DATA LISTING
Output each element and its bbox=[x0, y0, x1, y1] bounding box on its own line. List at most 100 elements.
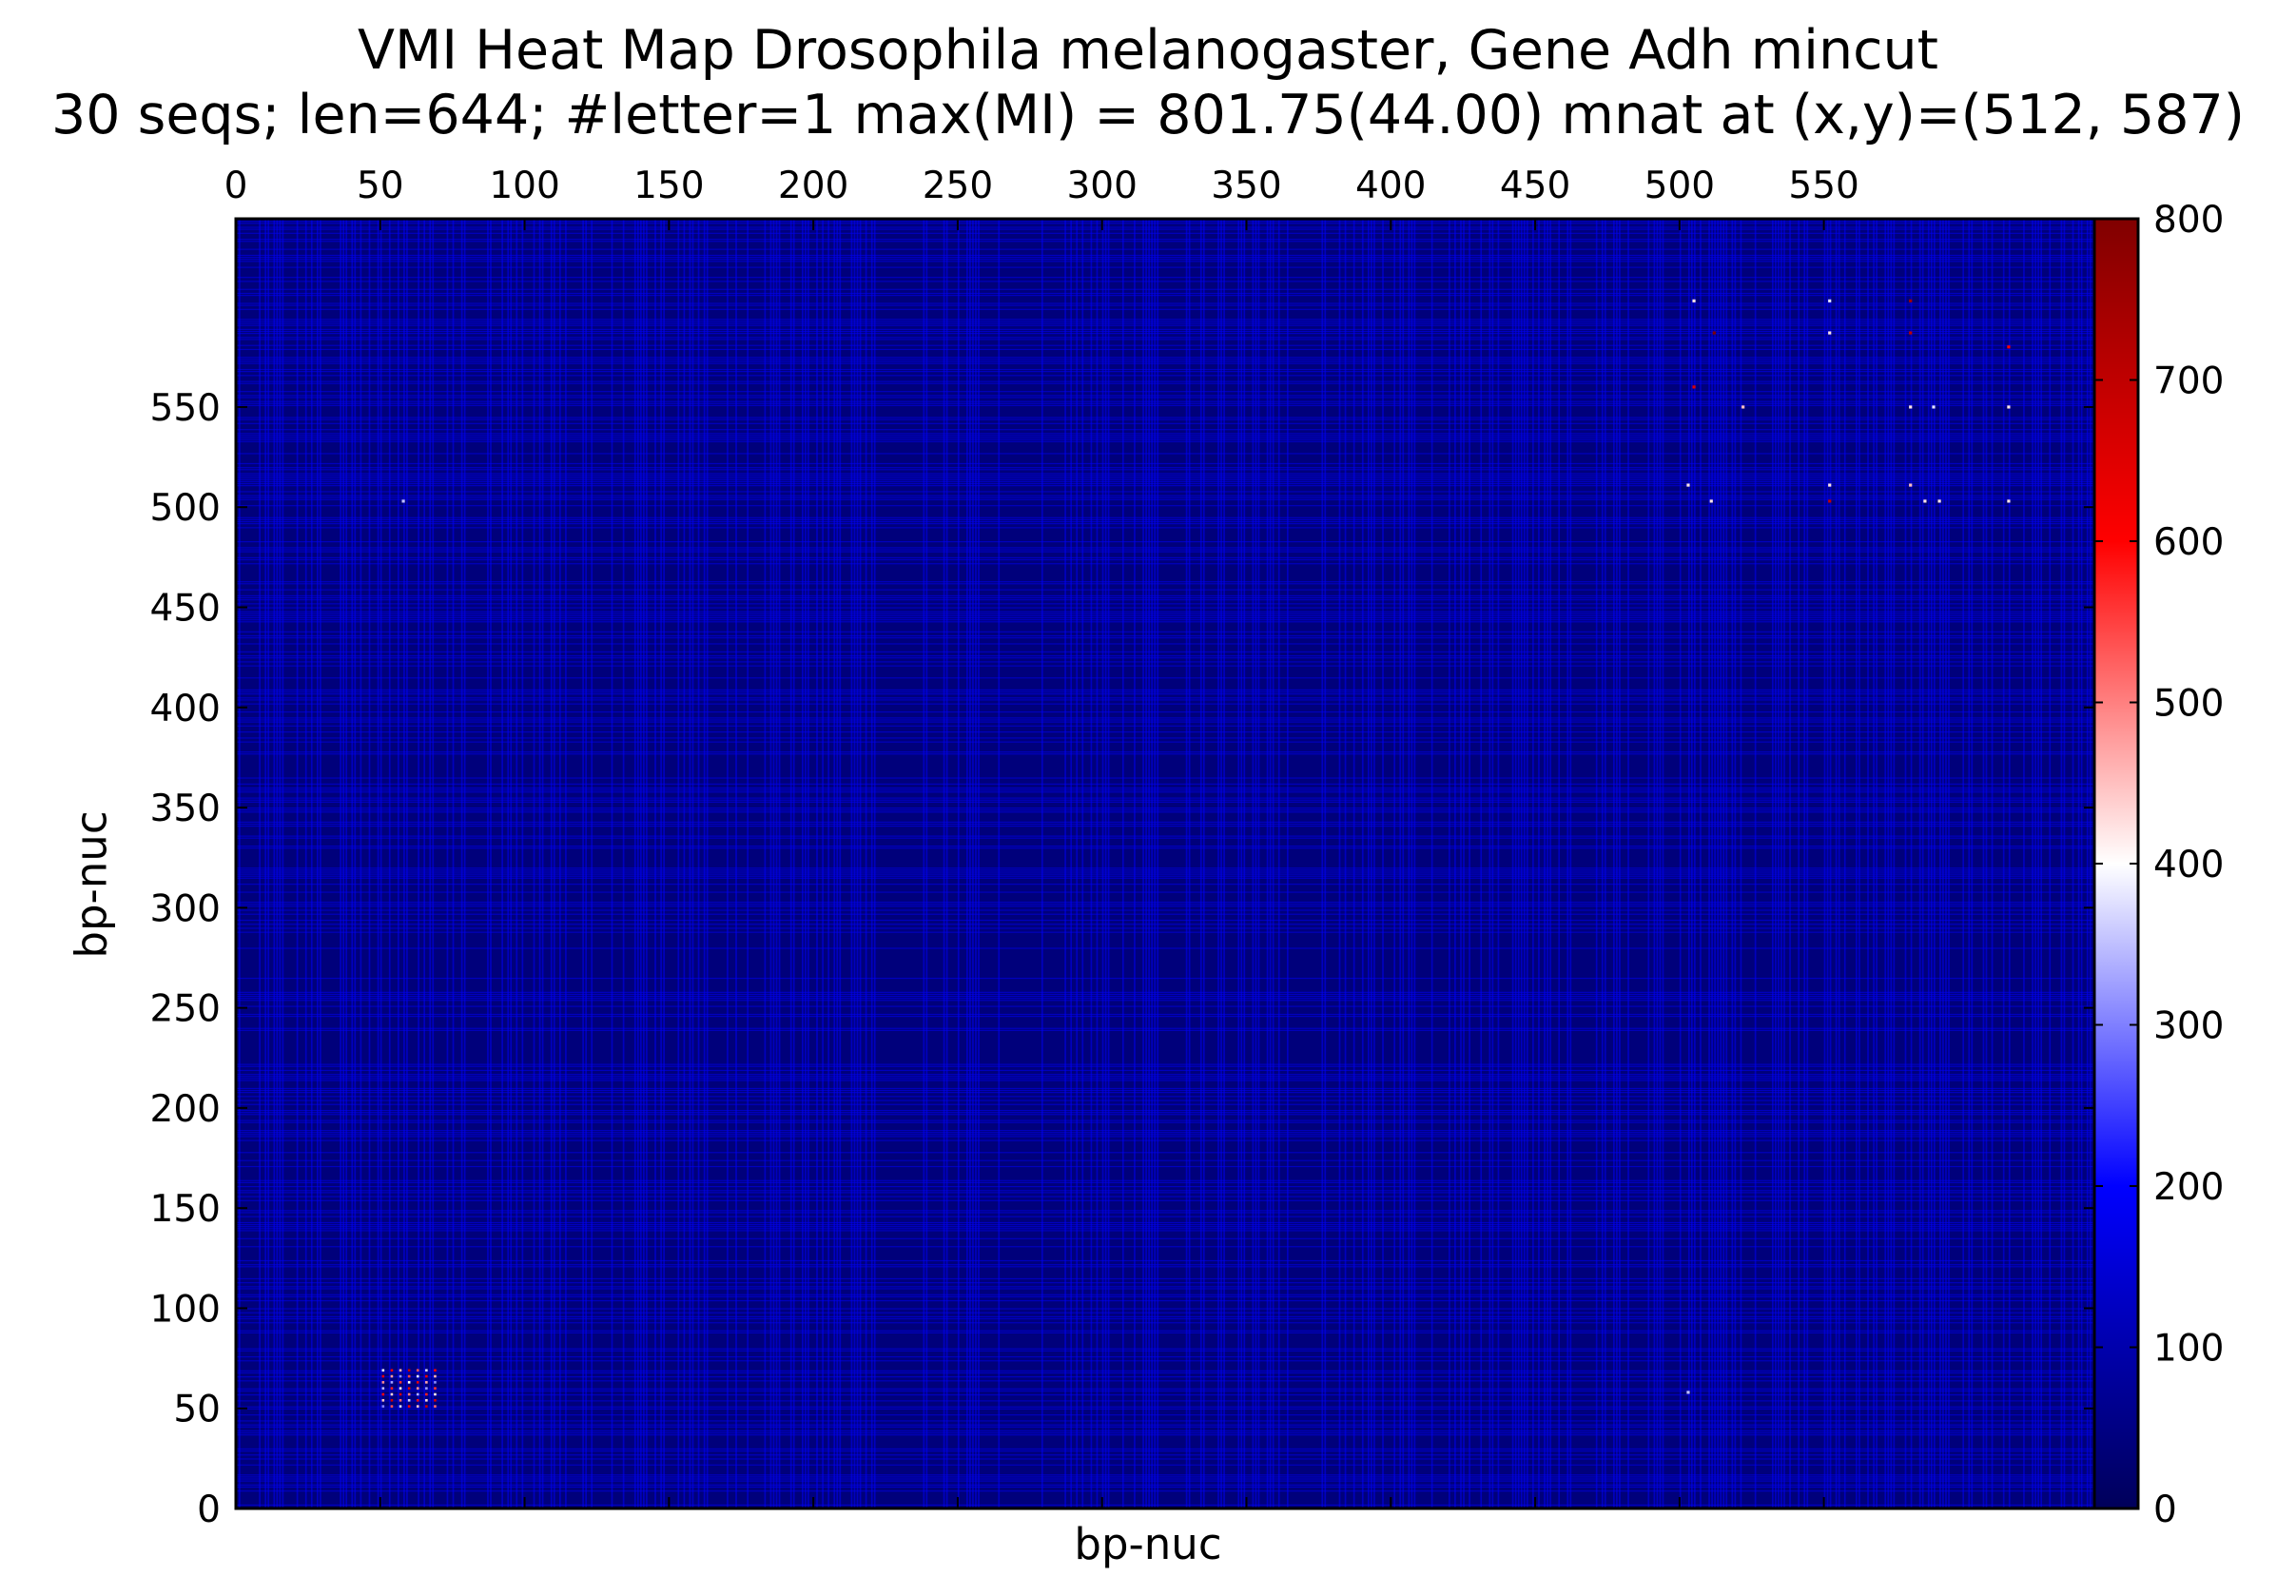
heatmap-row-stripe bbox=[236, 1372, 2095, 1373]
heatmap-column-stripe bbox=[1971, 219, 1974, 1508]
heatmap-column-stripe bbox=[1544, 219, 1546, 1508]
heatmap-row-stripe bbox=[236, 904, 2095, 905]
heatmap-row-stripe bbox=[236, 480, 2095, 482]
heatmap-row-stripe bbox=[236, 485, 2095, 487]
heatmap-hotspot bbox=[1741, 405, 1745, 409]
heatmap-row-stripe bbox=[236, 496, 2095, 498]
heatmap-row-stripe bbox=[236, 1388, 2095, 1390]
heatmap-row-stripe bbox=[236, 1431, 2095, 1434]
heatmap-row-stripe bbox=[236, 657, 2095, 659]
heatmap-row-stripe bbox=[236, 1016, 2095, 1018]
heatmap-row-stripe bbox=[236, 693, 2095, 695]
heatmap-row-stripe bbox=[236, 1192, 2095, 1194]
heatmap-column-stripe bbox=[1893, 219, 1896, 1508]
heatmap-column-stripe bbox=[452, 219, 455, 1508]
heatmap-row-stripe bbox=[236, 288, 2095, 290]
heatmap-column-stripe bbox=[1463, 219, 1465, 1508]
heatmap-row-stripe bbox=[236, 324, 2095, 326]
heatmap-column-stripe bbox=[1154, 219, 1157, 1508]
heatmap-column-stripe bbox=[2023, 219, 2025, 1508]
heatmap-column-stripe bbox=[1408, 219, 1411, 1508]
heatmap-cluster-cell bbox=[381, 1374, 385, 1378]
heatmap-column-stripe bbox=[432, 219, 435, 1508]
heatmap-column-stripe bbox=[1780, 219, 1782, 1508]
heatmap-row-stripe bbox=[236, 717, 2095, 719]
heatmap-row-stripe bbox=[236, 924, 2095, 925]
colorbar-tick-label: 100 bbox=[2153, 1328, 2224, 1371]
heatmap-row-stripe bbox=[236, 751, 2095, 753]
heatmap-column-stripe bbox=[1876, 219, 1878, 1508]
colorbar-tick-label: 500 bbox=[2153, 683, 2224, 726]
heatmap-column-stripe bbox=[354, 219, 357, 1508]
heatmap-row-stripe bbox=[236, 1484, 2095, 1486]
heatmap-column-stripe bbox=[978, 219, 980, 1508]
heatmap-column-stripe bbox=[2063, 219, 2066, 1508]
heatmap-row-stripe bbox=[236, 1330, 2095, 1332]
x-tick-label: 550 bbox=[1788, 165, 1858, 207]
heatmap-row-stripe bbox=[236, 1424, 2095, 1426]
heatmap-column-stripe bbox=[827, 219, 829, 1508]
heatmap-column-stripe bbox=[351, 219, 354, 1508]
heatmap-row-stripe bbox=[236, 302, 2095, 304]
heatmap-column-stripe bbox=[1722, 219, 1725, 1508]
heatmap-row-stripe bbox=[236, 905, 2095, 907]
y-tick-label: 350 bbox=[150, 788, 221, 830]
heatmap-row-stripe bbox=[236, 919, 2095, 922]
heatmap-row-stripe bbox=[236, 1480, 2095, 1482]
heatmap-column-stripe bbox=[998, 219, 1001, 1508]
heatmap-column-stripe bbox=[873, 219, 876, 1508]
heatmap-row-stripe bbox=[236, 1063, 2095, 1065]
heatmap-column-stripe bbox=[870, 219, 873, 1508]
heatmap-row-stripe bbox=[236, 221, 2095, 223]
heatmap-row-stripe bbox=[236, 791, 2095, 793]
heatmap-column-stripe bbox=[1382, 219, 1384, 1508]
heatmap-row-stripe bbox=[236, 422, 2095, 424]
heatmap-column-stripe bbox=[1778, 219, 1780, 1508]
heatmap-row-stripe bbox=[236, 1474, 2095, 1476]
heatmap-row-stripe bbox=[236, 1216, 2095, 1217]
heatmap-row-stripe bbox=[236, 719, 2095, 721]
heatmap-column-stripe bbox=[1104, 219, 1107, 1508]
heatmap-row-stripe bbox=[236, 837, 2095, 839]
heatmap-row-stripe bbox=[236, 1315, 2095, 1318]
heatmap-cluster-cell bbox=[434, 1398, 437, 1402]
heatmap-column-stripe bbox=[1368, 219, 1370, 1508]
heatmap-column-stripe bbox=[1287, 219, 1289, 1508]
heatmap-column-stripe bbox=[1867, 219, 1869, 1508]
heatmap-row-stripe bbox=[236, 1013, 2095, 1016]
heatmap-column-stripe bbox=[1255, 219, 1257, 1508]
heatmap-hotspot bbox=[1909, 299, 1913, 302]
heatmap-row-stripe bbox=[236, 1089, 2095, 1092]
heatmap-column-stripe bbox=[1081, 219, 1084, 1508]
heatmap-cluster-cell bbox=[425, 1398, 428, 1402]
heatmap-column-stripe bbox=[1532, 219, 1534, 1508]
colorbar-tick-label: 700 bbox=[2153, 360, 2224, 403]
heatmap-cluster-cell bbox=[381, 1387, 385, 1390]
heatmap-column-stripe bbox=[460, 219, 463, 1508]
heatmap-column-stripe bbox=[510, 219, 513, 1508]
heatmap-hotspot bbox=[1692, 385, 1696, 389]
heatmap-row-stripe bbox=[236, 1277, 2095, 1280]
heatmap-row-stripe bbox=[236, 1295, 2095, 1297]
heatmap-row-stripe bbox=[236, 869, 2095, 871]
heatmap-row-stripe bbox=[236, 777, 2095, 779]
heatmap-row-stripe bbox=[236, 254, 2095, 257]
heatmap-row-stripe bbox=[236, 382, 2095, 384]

YOUR INSTRUCTIONS
Reproduce verbatim every line of the material from the one containing "heatmap-row-stripe bbox=[236, 1372, 2095, 1373]" down to the one containing "heatmap-column-stripe bbox=[1463, 219, 1465, 1508]", including both of those lines.

SOLUTION FOR THIS PROBLEM
heatmap-row-stripe bbox=[236, 1372, 2095, 1373]
heatmap-column-stripe bbox=[1971, 219, 1974, 1508]
heatmap-column-stripe bbox=[1544, 219, 1546, 1508]
heatmap-row-stripe bbox=[236, 904, 2095, 905]
heatmap-row-stripe bbox=[236, 480, 2095, 482]
heatmap-row-stripe bbox=[236, 485, 2095, 487]
heatmap-hotspot bbox=[1741, 405, 1745, 409]
heatmap-row-stripe bbox=[236, 496, 2095, 498]
heatmap-row-stripe bbox=[236, 1388, 2095, 1390]
heatmap-row-stripe bbox=[236, 1431, 2095, 1434]
heatmap-row-stripe bbox=[236, 657, 2095, 659]
heatmap-row-stripe bbox=[236, 1016, 2095, 1018]
heatmap-row-stripe bbox=[236, 693, 2095, 695]
heatmap-row-stripe bbox=[236, 1192, 2095, 1194]
heatmap-column-stripe bbox=[1893, 219, 1896, 1508]
heatmap-column-stripe bbox=[452, 219, 455, 1508]
heatmap-row-stripe bbox=[236, 288, 2095, 290]
heatmap-column-stripe bbox=[1463, 219, 1465, 1508]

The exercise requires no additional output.